- _RUMUSAN SOAL 1_
Salin kembali tanpa perubahan bagian daftar di bawah yang dimulai dari baris pertama daftar dan berakhir pada baris yang memuat "x-tick-label: 2004.0 <box>287", termasuk kedua batasnya.

- _TEKS HASIL EKSTRAKSI_
* * * *
Keluarga Samara. Pernikahan tidak selalu berjalan mulus.
Terkadang justru berakhir dengan perceraian. Perceraian dipilih karena dianggap
sebagai solusi dalam mengurai benang kusut perjalanan bahtera rumah tangga.
Sayangnya, perceraian tidak selalu membawa kelegaan. Sebaliknya, seringkali
perceraian justru menambah berkobarnya api perseteruan. Layar kaca pun sering
menayangkan perseteruan pada proses maupun paska perceraian yang dilakukan oleh
para publik figur Indonesia
melalui tayangan-tayangan infotainment.
Salah satu pemicu perseteruan adalah masalah hak asuh anak. Apabila pasangan
suami istri bercerai, siapa yang berhak mengasuh anak? Ayah ataukah Ibu ?
* * * *
- _RUMUSAN SOAL 2_
Kutip tanpa perubahan bagian teks tentang perceraian yang diawali kata-kata "Sayangnya, perceraian tidak" dan diakhiri kata-kata "ataukah Ibu ?".

- _BAHAN YANG DISEDIAKAN_
* * * *
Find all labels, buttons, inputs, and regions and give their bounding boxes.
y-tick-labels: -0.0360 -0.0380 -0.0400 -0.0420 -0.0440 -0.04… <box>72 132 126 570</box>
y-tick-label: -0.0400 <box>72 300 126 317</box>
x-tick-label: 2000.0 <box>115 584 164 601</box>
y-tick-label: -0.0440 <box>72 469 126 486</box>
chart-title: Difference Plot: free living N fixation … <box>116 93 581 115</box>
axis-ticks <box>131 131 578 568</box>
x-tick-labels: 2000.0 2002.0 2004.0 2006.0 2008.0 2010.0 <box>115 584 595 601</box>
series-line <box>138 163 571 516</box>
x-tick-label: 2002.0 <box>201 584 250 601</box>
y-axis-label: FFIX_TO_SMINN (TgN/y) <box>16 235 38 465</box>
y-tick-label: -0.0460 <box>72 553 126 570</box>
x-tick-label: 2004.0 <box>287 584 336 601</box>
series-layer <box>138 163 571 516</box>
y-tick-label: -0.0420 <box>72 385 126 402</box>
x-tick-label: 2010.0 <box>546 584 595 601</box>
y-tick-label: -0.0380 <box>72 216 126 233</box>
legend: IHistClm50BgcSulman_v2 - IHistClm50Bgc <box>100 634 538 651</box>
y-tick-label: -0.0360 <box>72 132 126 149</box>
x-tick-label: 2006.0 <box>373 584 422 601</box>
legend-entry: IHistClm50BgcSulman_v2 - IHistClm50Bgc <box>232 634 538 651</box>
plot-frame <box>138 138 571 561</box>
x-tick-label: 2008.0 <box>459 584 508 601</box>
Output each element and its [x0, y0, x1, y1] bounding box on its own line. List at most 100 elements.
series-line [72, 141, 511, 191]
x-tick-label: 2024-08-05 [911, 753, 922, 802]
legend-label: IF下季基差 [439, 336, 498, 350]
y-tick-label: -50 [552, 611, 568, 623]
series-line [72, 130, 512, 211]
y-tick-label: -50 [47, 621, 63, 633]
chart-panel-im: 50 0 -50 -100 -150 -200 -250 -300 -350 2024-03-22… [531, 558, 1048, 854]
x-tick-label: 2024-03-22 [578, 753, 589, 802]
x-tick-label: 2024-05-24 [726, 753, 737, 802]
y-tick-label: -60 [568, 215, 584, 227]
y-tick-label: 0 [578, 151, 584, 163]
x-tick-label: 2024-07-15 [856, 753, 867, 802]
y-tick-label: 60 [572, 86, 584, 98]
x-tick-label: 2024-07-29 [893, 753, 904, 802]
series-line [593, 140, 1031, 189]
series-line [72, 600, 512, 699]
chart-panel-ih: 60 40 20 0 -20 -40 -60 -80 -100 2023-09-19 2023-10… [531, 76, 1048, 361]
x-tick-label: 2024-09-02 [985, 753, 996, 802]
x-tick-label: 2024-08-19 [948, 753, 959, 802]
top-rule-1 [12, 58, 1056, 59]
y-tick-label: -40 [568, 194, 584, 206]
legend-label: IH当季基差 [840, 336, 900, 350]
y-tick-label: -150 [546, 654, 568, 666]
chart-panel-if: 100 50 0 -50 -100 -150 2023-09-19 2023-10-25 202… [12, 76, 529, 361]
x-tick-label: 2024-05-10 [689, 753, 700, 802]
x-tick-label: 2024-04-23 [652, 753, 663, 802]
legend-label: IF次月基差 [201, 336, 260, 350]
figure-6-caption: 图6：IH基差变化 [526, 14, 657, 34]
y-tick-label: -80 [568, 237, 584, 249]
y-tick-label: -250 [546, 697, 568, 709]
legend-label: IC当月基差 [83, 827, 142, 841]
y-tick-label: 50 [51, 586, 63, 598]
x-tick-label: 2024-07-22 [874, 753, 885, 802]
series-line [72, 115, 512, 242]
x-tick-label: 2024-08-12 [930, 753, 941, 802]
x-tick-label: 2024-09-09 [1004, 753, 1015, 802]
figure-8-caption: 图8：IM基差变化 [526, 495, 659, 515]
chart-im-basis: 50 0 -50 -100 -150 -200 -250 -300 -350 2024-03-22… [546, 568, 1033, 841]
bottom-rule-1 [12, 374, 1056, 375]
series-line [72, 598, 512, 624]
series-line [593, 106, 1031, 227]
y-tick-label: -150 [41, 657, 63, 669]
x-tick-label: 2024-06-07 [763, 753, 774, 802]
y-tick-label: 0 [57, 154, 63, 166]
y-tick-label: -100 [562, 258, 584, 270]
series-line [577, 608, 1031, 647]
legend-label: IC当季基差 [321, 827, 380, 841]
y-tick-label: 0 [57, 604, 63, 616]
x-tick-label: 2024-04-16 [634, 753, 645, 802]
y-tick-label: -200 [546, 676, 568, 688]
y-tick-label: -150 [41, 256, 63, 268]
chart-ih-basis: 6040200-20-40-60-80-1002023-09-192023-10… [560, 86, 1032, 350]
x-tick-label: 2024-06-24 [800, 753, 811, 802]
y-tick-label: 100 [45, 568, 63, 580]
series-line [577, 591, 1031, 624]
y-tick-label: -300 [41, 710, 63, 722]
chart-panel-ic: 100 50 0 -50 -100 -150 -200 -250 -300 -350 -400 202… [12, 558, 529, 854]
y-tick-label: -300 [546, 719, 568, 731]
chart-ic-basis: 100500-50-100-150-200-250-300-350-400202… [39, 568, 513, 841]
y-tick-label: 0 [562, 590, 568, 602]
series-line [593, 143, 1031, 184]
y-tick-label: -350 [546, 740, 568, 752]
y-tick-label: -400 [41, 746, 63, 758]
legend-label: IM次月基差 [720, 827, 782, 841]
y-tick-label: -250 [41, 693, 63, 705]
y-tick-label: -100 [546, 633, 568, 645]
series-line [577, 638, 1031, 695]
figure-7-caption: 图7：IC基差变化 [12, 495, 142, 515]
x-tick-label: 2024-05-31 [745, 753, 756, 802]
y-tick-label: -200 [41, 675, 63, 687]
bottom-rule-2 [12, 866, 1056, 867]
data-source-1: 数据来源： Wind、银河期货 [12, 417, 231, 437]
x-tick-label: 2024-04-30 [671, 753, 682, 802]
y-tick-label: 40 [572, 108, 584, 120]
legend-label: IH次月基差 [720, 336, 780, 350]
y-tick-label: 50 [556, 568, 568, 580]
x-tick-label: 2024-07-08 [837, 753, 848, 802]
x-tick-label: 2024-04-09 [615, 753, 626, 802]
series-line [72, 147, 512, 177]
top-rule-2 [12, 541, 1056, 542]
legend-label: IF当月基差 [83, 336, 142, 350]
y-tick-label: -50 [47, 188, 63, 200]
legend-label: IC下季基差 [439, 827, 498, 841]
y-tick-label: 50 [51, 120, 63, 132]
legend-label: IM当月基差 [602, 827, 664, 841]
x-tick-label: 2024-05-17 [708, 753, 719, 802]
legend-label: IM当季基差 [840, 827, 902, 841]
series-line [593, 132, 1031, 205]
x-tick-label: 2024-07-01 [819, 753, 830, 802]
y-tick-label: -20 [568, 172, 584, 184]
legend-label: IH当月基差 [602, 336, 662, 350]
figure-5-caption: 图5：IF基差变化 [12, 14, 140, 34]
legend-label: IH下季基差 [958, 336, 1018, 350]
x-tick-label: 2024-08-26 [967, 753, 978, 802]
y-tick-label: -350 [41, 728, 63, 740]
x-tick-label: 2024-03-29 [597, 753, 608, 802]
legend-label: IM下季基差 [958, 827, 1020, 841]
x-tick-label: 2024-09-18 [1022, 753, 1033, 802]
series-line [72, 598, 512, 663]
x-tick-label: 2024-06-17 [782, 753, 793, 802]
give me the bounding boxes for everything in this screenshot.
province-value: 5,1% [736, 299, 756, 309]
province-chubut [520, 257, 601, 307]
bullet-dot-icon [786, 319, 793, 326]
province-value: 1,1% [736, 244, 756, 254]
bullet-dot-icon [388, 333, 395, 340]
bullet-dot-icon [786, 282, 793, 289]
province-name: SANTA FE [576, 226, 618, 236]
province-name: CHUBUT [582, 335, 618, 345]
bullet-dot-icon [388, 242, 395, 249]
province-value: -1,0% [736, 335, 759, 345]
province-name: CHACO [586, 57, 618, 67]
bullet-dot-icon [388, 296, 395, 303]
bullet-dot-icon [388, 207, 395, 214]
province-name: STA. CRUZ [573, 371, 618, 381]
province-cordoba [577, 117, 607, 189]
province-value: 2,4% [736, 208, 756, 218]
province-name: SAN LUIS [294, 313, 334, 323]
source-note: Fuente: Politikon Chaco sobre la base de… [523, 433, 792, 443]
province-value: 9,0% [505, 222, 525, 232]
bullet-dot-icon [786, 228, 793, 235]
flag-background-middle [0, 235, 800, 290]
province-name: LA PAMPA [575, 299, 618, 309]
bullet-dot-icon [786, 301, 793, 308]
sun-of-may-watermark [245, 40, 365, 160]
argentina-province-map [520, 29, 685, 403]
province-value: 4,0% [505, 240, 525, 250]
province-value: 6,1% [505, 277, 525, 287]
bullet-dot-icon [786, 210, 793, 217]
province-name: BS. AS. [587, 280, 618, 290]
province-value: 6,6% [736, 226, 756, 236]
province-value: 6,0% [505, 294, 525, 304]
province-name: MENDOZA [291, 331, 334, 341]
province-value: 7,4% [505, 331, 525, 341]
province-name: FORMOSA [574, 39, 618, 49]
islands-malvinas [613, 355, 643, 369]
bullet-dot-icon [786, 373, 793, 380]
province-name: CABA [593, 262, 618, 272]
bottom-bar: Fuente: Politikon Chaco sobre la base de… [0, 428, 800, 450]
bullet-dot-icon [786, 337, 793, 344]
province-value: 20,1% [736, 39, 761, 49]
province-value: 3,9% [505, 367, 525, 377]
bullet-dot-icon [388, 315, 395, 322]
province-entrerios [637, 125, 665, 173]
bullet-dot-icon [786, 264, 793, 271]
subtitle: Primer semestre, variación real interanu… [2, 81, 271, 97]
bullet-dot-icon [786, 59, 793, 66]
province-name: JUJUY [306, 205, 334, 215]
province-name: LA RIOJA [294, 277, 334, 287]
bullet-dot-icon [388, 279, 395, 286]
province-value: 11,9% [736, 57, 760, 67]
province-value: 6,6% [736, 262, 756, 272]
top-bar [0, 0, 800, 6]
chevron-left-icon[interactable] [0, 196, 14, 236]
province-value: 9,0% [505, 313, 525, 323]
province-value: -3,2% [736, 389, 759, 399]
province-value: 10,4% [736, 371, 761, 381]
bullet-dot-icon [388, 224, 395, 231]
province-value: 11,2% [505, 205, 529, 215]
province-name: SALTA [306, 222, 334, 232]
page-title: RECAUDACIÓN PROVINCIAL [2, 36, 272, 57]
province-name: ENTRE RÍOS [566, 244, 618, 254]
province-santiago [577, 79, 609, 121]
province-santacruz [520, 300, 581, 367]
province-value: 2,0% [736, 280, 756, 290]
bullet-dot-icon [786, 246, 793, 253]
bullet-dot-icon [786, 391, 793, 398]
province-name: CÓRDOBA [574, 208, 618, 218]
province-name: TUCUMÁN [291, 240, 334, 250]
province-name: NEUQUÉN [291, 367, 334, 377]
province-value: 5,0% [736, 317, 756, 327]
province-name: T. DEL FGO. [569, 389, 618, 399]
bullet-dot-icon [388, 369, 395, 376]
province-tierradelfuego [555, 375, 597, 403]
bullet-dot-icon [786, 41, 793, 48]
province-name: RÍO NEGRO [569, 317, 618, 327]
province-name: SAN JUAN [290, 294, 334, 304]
* * * *
- _JAWABAN SOAL 1_
Find all labels, buttons, inputs, and regions and give their bounding boxes.
y-tick-labels: -0.0360 -0.0380 -0.0400 -0.0420 -0.0440 -0.04… <box>72 132 126 570</box>
y-tick-label: -0.0400 <box>72 300 126 317</box>
x-tick-label: 2000.0 <box>115 584 164 601</box>
y-tick-label: -0.0440 <box>72 469 126 486</box>
chart-title: Difference Plot: free living N fixation … <box>116 93 581 115</box>
axis-ticks <box>131 131 578 568</box>
x-tick-labels: 2000.0 2002.0 2004.0 2006.0 2008.0 2010.0 <box>115 584 595 601</box>
series-line <box>138 163 571 516</box>
x-tick-label: 2002.0 <box>201 584 250 601</box>
y-axis-label: FFIX_TO_SMINN (TgN/y) <box>16 235 38 465</box>
y-tick-label: -0.0460 <box>72 553 126 570</box>
x-tick-label: 2004.0 <box>287 584 336 601</box>

- _JAWABAN SOAL 2_
Sayangnya, perceraian tidak selalu membawa kelegaan. Sebaliknya, seringkali
perceraian justru menambah berkobarnya api perseteruan. Layar kaca pun sering
menayangkan perseteruan pada proses maupun paska perceraian yang dilakukan oleh
para publik figur Indonesia
melalui tayangan-tayangan infotainment.
Salah satu pemicu perseteruan adalah masalah hak asuh anak. Apabila pasangan
suami istri bercerai, siapa yang berhak mengasuh anak? Ayah ataukah Ibu ?